Task details: Could you print the passage of the sports-century article starting at "We're not even" and ending at "career home runs.", copied word for word?

Reading text:
● ● ● ●

Federer, Tiger, Lance, et al confirm 21st century as sport's greatest
This is the greatest century ever for sports.
Sure, the 20th century had Babe Ruth, Jim Thorpe, Jesse Owens, Jackie Robinson, Muhammad Ali and Michael Jordan, but it took, like, 100 years for all that greatness to emerge.
We're not even a decade into the 21st century and look what's happened:
• Michael Phelps swims to a record eight gold medals at the 2008 Summer Olympics.
• Lance Armstrong wins the Tour de France for a record seven straight years, ending in 2005.
• Tiger Woods captures 14 major championships in golf, 12 coming since 2000.• Federer topples Sampras record with 15 Grand Slam tennis titles.
• Sisters Serena and Venus Williams combine for an astonishing 18 Grand Slam singles titles. • Brothers Peyton and Eli Manning lead their teams to Super Bowl victories in back-to-back seasons. • Walter Ray Williams Jr. becomes bowling's all-time winner, surpassing Earl Anthony with 45 titles. • B*rry Bonds sets the mark for single-season and career home runs.
(Home-run numbers alone define the 21st century's dominance over the 20th century. The 1900s had 60, 61* and 70*; since 2000 we've already had 73*. The 1900s had 714 and 755; since 2000, we've had 762*.)

● ● ● ●

Available data:
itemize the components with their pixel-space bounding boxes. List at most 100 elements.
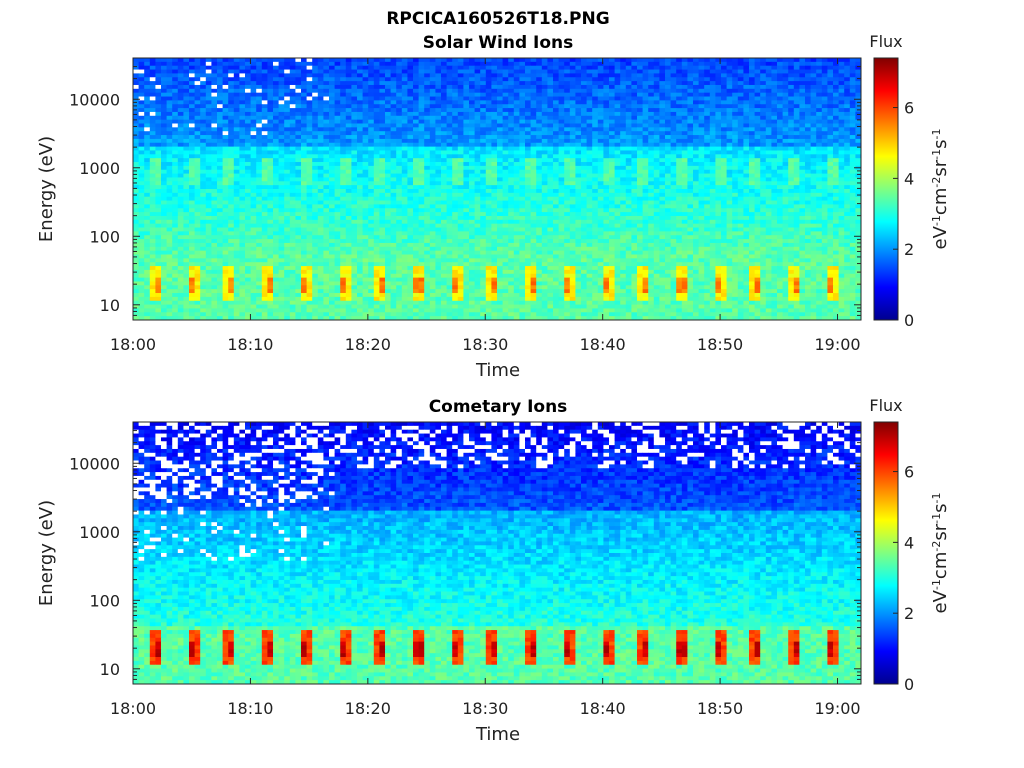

● ● ● ●

Result of the task:
We're not even a decade into the 21st century and look what's happened:
• Michael Phelps swims to a record eight gold medals at the 2008 Summer Olympics.
• Lance Armstrong wins the Tour de France for a record seven straight years, ending in 2005.
• Tiger Woods captures 14 major championships in golf, 12 coming since 2000.• Federer topples Sampras record with 15 Grand Slam tennis titles.
• Sisters Serena and Venus Williams combine for an astonishing 18 Grand Slam singles titles. • Brothers Peyton and Eli Manning lead their teams to Super Bowl victories in back-to-back seasons. • Walter Ray Williams Jr. becomes bowling's all-time winner, surpassing Earl Anthony with 45 titles. • B*rry Bonds sets the mark for single-season and career home runs.